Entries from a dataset
[Start]
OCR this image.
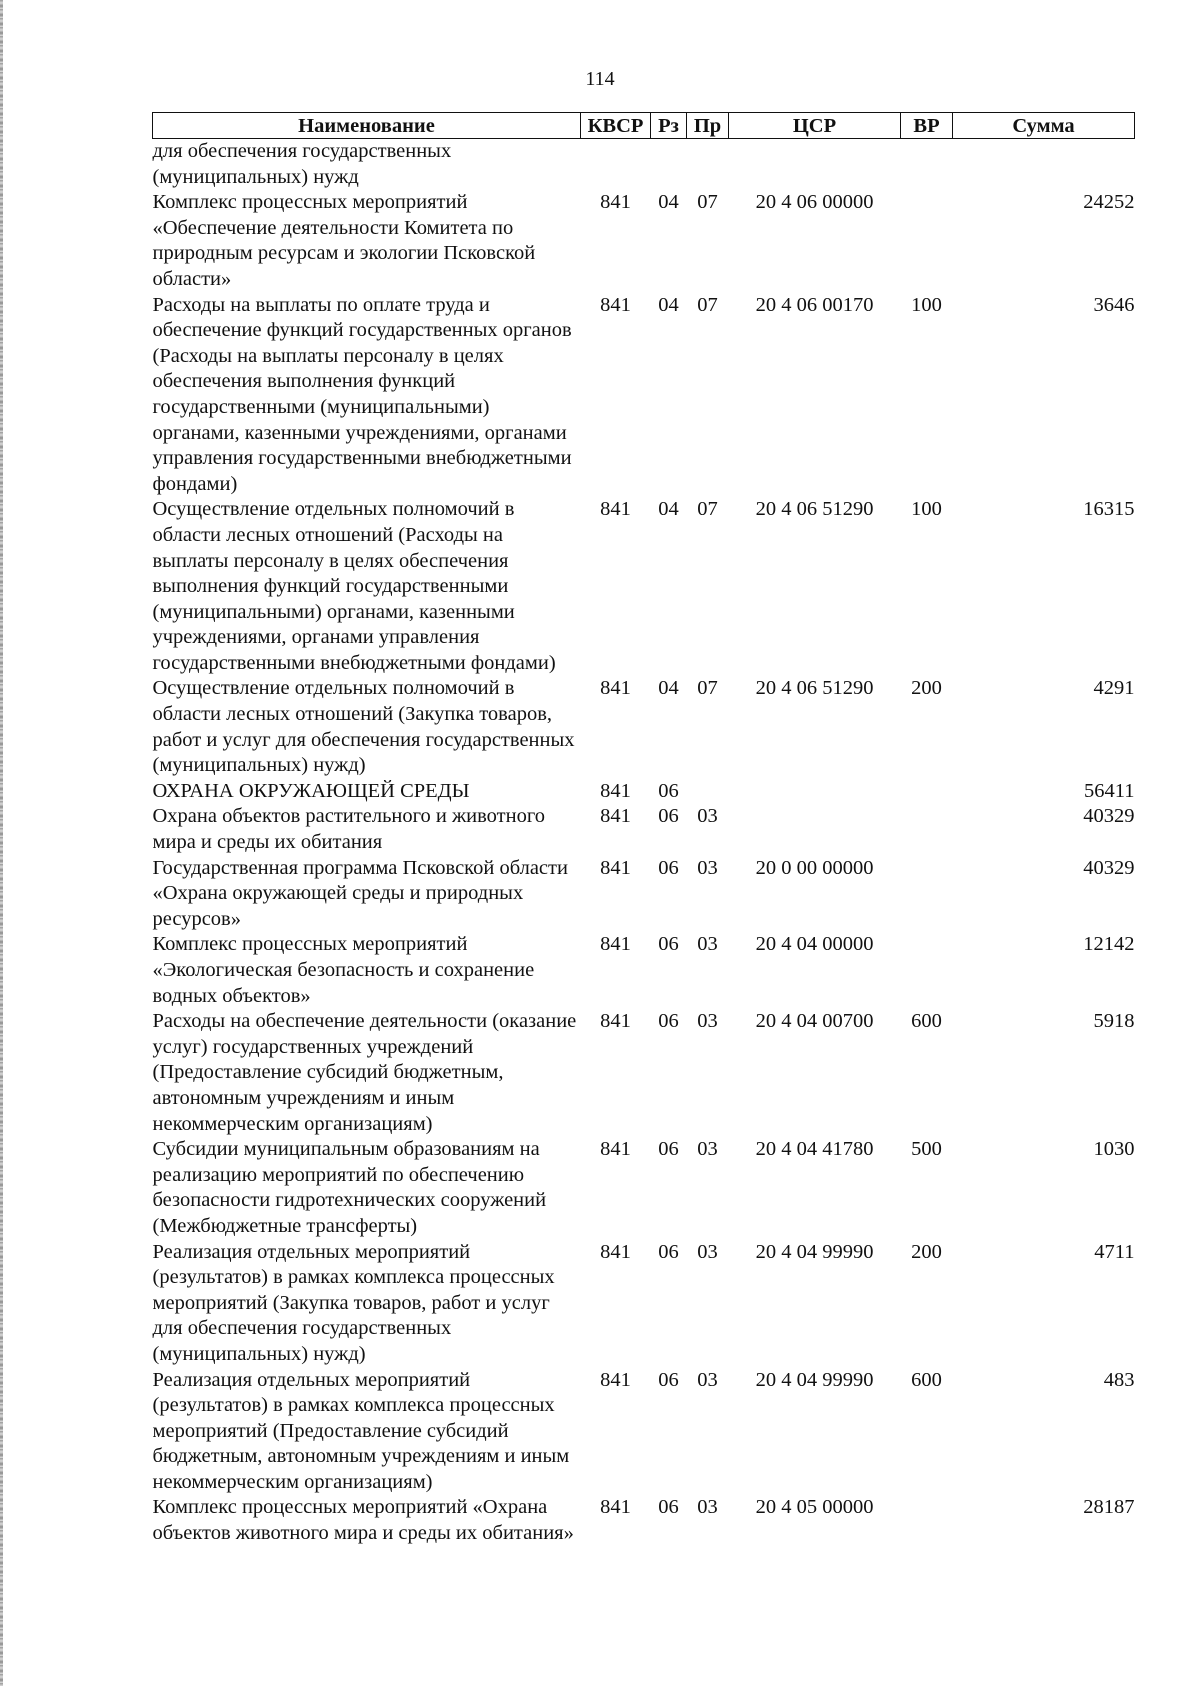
114
Наименование	КВСР	Рз	Пр	ЦСР	ВР	Сумма
для обеспечения государственных (муниципальных) нужд						
Комплекс процессных мероприятий «Обеспечение деятельности Комитета по природным ресурсам и экологии Псковской области»	841	04	07	20 4 06 00000		24252
Расходы на выплаты по оплате труда и обеспечение функций государственных органов (Расходы на выплаты персоналу в целях обеспечения выполнения функций государственными (муниципальными) органами, казенными учреждениями, органами управления государственными внебюджетными фондами)	841	04	07	20 4 06 00170	100	3646
Осуществление отдельных полномочий в области лесных отношений (Расходы на выплаты персоналу в целях обеспечения выполнения функций государственными (муниципальными) органами, казенными учреждениями, органами управления государственными внебюджетными фондами)	841	04	07	20 4 06 51290	100	16315
Осуществление отдельных полномочий в области лесных отношений (Закупка товаров, работ и услуг для обеспечения государственных (муниципальных) нужд)	841	04	07	20 4 06 51290	200	4291
ОХРАНА ОКРУЖАЮЩЕЙ СРЕДЫ	841	06				56411
Охрана объектов растительного и животного мира и среды их обитания	841	06	03			40329
Государственная программа Псковской области «Охрана окружающей среды и природных ресурсов»	841	06	03	20 0 00 00000		40329
Комплекс процессных мероприятий «Экологическая безопасность и сохранение водных объектов»	841	06	03	20 4 04 00000		12142
Расходы на обеспечение деятельности (оказание услуг) государственных учреждений (Предоставление субсидий бюджетным, автономным учреждениям и иным некоммерческим организациям)	841	06	03	20 4 04 00700	600	5918
Субсидии муниципальным образованиям на реализацию мероприятий по обеспечению безопасности гидротехнических сооружений (Межбюджетные трансферты)	841	06	03	20 4 04 41780	500	1030
Реализация отдельных мероприятий (результатов) в рамках комплекса процессных мероприятий (Закупка товаров, работ и услуг для обеспечения государственных (муниципальных) нужд)	841	06	03	20 4 04 99990	200	4711
Реализация отдельных мероприятий (результатов) в рамках комплекса процессных мероприятий (Предоставление субсидий бюджетным, автономным учреждениям и иным некоммерческим организациям)	841	06	03	20 4 04 99990	600	483
Комплекс процессных мероприятий «Охрана объектов животного мира и среды их обитания»	841	06	03	20 4 05 00000		28187
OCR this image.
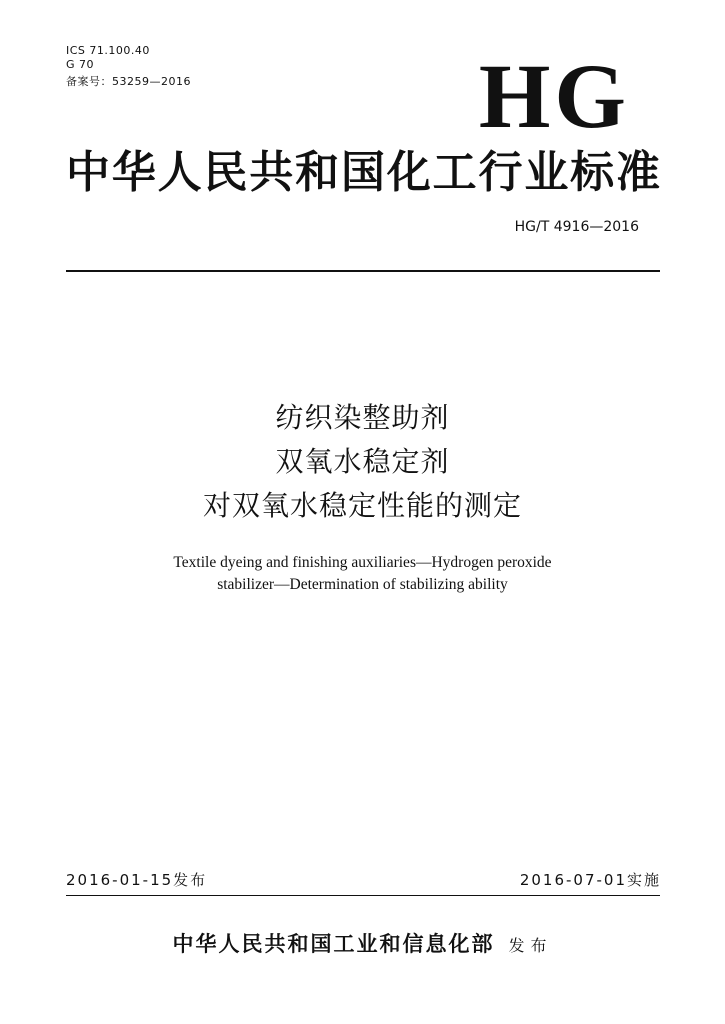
ICS 71.100.40
G 70
备案号：53259—2016	HG
中华人民共和国化工行业标准
HG/T 4916—2016
纺织染整助剂
双氧水稳定剂
对双氧水稳定性能的测定
Textile dyeing and finishing auxiliaries—Hydrogen peroxide
stabilizer—Determination of stabilizing ability
2016-01-15发布	2016-07-01实施
中华人民共和国工业和信息化部 发布
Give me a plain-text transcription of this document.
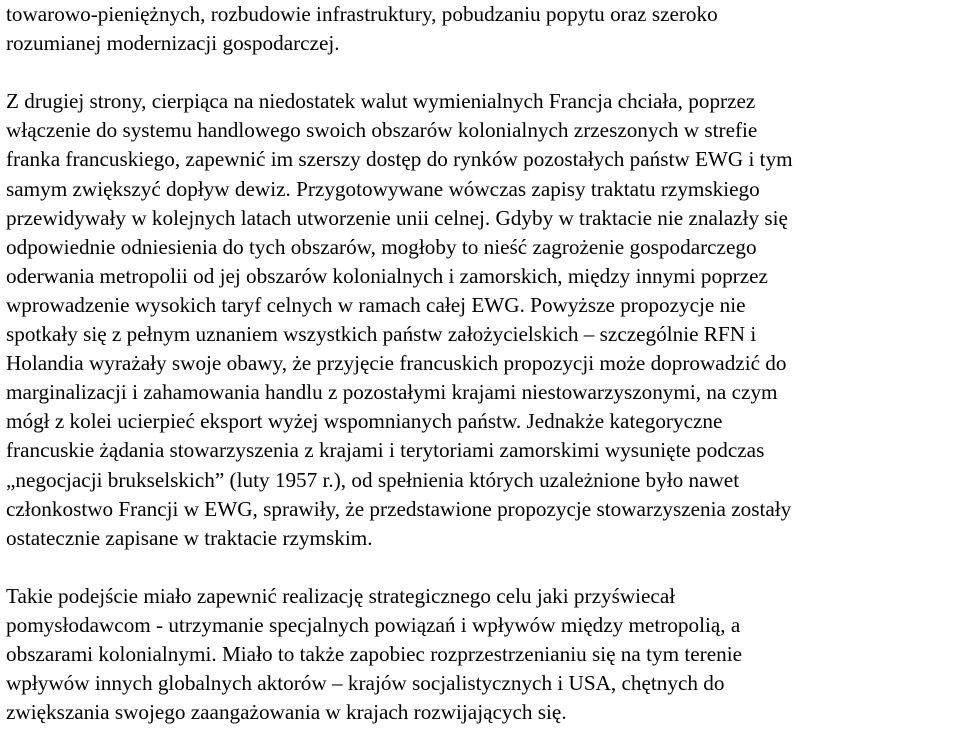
towarowo-pieniężnych, rozbudowie infrastruktury, pobudzaniu popytu oraz szeroko
rozumianej modernizacji gospodarczej.

Z drugiej strony, cierpiąca na niedostatek walut wymienialnych Francja chciała, poprzez
włączenie do systemu handlowego swoich obszarów kolonialnych zrzeszonych w strefie
franka francuskiego, zapewnić im szerszy dostęp do rynków pozostałych państw EWG i tym
samym zwiększyć dopływ dewiz. Przygotowywane wówczas zapisy traktatu rzymskiego
przewidywały w kolejnych latach utworzenie unii celnej. Gdyby w traktacie nie znalazły się
odpowiednie odniesienia do tych obszarów, mogłoby to nieść zagrożenie gospodarczego
oderwania metropolii od jej obszarów kolonialnych i zamorskich, między innymi poprzez
wprowadzenie wysokich taryf celnych w ramach całej EWG. Powyższe propozycje nie
spotkały się z pełnym uznaniem wszystkich państw założycielskich – szczególnie RFN i
Holandia wyrażały swoje obawy, że przyjęcie francuskich propozycji może doprowadzić do
marginalizacji i zahamowania handlu z pozostałymi krajami niestowarzyszonymi, na czym
mógł z kolei ucierpieć eksport wyżej wspomnianych państw. Jednakże kategoryczne
francuskie żądania stowarzyszenia z krajami i terytoriami zamorskimi wysunięte podczas
„negocjacji brukselskich” (luty 1957 r.), od spełnienia których uzależnione było nawet
członkostwo Francji w EWG, sprawiły, że przedstawione propozycje stowarzyszenia zostały
ostatecznie zapisane w traktacie rzymskim.

Takie podejście miało zapewnić realizację strategicznego celu jaki przyświecał
pomysłodawcom - utrzymanie specjalnych powiązań i wpływów między metropolią, a
obszarami kolonialnymi. Miało to także zapobiec rozprzestrzenianiu się na tym terenie
wpływów innych globalnych aktorów – krajów socjalistycznych i USA, chętnych do
zwiększania swojego zaangażowania w krajach rozwijających się.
[End]
Challenge :: Report every line containing the word "обитания" from the listing above.

Answer to this task ::
Охрана объектов растительного и животного мира и среды их обитания	841	06	03			40329
Комплекс процессных мероприятий «Охрана объектов животного мира и среды их обитания»	841	06	03	20 4 05 00000		28187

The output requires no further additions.